WRITTEN REQUEST: Your task is to quote the material that follows, in full and exactly.
>>>
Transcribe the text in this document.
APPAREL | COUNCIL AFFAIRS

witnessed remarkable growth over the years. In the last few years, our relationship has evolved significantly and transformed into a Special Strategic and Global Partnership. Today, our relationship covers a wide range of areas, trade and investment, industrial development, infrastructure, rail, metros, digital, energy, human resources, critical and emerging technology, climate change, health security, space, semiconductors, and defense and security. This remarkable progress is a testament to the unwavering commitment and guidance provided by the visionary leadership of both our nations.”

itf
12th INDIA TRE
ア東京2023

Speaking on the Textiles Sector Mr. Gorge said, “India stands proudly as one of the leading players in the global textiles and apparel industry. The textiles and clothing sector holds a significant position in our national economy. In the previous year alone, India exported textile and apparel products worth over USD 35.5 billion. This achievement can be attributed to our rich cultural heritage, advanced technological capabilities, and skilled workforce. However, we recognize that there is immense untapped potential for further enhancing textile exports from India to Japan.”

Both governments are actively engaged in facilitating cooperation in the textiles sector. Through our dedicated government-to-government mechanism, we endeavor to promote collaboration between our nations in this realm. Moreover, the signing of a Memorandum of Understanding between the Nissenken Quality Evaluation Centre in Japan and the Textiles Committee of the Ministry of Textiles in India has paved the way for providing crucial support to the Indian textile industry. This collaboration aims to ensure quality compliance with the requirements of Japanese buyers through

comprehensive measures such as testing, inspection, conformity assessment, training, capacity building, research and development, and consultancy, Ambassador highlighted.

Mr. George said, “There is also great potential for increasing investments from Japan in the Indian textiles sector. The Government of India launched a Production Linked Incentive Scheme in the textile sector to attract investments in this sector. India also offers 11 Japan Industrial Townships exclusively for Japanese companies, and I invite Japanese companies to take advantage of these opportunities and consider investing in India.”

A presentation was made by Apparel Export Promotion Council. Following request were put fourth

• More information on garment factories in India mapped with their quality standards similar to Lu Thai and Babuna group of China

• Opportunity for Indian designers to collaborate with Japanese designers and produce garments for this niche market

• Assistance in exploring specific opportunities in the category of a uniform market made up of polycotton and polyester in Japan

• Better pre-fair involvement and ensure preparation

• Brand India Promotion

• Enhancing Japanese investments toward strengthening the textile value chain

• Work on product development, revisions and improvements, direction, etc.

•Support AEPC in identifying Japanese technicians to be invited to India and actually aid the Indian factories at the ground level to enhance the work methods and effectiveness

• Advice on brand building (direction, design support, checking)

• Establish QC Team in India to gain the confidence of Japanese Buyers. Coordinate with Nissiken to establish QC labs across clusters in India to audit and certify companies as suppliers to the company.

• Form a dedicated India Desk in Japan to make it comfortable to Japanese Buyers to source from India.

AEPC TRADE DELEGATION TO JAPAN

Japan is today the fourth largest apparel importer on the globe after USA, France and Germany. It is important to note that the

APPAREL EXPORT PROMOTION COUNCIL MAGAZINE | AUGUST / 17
<<<
CORRECT OUTPUT:
Transcribe the text in this document.
APPAREL | COUNCIL AFFAIRS

witnessed remarkable growth over the years. In the last few years, our relationship has evolved significantly and transformed into a Special Strategic and Global Partnership. Today, our relationship covers a wide range of areas, trade and investment, industrial development, infrastructure, rail, metros, digital, energy, human resources, critical and emerging technology, climate change, health security, space, semiconductors, and defense and security. This remarkable progress is a testament to the unwavering commitment and guidance provided by the visionary leadership of both our nations.”

itf
12th INDIA TRE
ア東京2023

Speaking on the Textiles Sector Mr. Gorge said, “India stands proudly as one of the leading players in the global textiles and apparel industry. The textiles and clothing sector holds a significant position in our national economy. In the previous year alone, India exported textile and apparel products worth over USD 35.5 billion. This achievement can be attributed to our rich cultural heritage, advanced technological capabilities, and skilled workforce. However, we recognize that there is immense untapped potential for further enhancing textile exports from India to Japan.”

Both governments are actively engaged in facilitating cooperation in the textiles sector. Through our dedicated government-to-government mechanism, we endeavor to promote collaboration between our nations in this realm. Moreover, the signing of a Memorandum of Understanding between the Nissenken Quality Evaluation Centre in Japan and the Textiles Committee of the Ministry of Textiles in India has paved the way for providing crucial support to the Indian textile industry. This collaboration aims to ensure quality compliance with the requirements of Japanese buyers through

comprehensive measures such as testing, inspection, conformity assessment, training, capacity building, research and development, and consultancy, Ambassador highlighted.

Mr. George said, “There is also great potential for increasing investments from Japan in the Indian textiles sector. The Government of India launched a Production Linked Incentive Scheme in the textile sector to attract investments in this sector. India also offers 11 Japan Industrial Townships exclusively for Japanese companies, and I invite Japanese companies to take advantage of these opportunities and consider investing in India.”

A presentation was made by Apparel Export Promotion Council. Following request were put fourth

• More information on garment factories in India mapped with their quality standards similar to Lu Thai and Babuna group of China

• Opportunity for Indian designers to collaborate with Japanese designers and produce garments for this niche market

• Assistance in exploring specific opportunities in the category of a uniform market made up of polycotton and polyester in Japan

• Better pre-fair involvement and ensure preparation

• Brand India Promotion

• Enhancing Japanese investments toward strengthening the textile value chain

• Work on product development, revisions and improvements, direction, etc.

•Support AEPC in identifying Japanese technicians to be invited to India and actually aid the Indian factories at the ground level to enhance the work methods and effectiveness

• Advice on brand building (direction, design support, checking)

• Establish QC Team in India to gain the confidence of Japanese Buyers. Coordinate with Nissiken to establish QC labs across clusters in India to audit and certify companies as suppliers to the company.

• Form a dedicated India Desk in Japan to make it comfortable to Japanese Buyers to source from India.

AEPC TRADE DELEGATION TO JAPAN

Japan is today the fourth largest apparel importer on the globe after USA, France and Germany. It is important to note that the

APPAREL EXPORT PROMOTION COUNCIL MAGAZINE | AUGUST / 17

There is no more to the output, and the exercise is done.